» **WHAT TO PRODUCE**: All entries must be repeated exactly; do not include the pictures.

(Stored data entries)
-=-=-
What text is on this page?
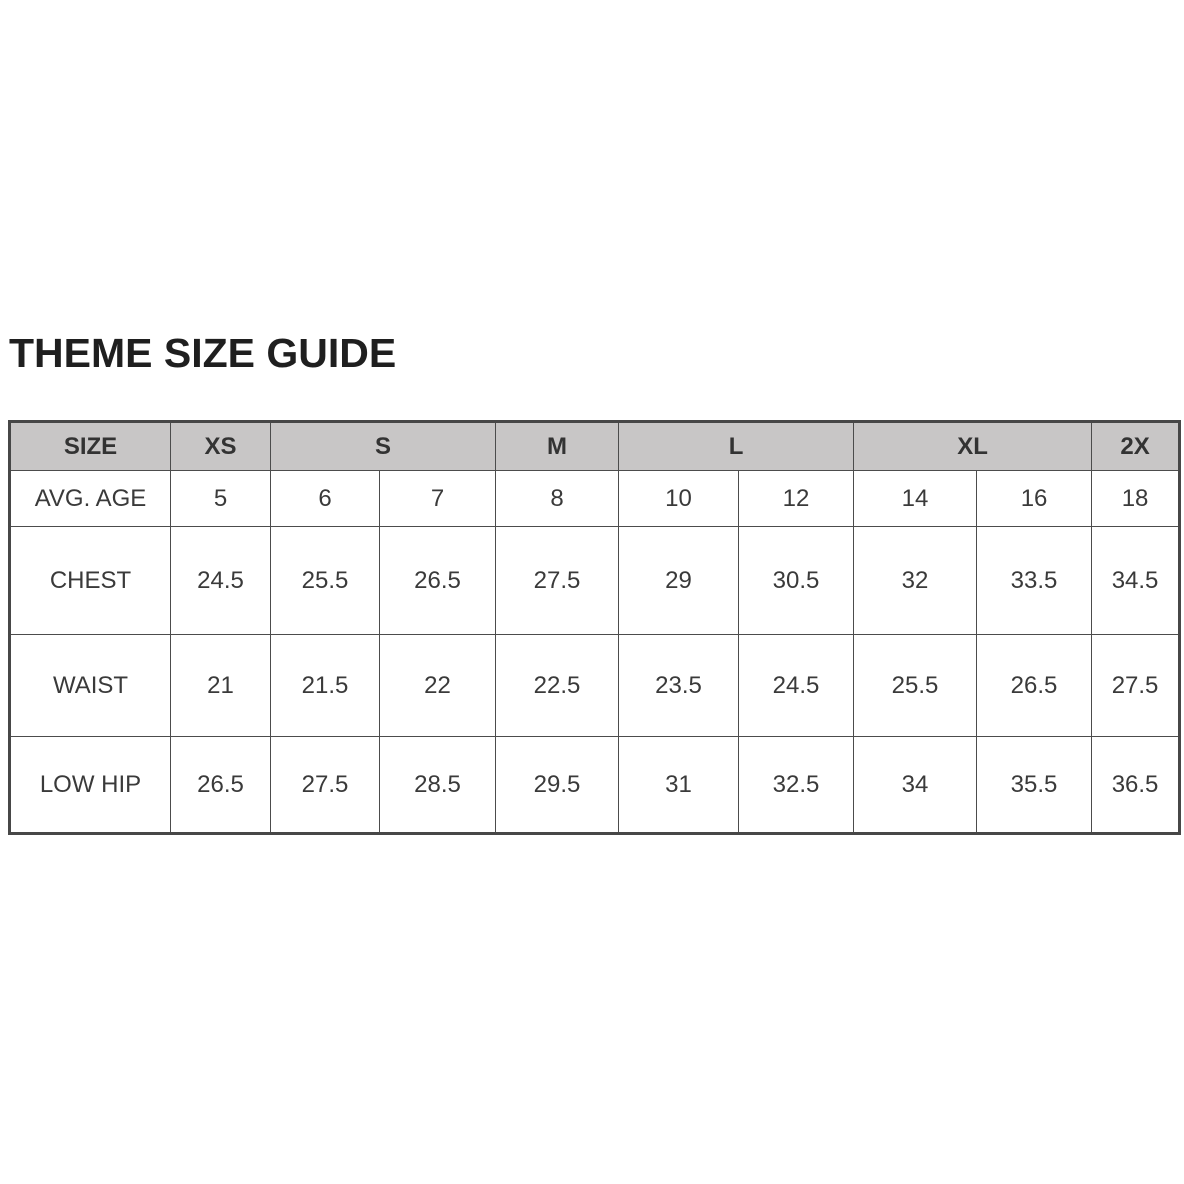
THEME SIZE GUIDE
SIZE	XS	S		M	L		XL		2X
AVG. AGE	5	6	7	8	10	12	14	16	18
CHEST	24.5	25.5	26.5	27.5	29	30.5	32	33.5	34.5
WAIST	21	21.5	22	22.5	23.5	24.5	25.5	26.5	27.5
LOW HIP	26.5	27.5	28.5	29.5	31	32.5	34	35.5	36.5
-=-=-
» **SOLVED EXERCISE**:
What text is on this page?
THEME SIZE GUIDE
SIZE	XS	S		M	L		XL		2X
AVG. AGE	5	6	7	8	10	12	14	16	18
CHEST	24.5	25.5	26.5	27.5	29	30.5	32	33.5	34.5
WAIST	21	21.5	22	22.5	23.5	24.5	25.5	26.5	27.5
LOW HIP	26.5	27.5	28.5	29.5	31	32.5	34	35.5	36.5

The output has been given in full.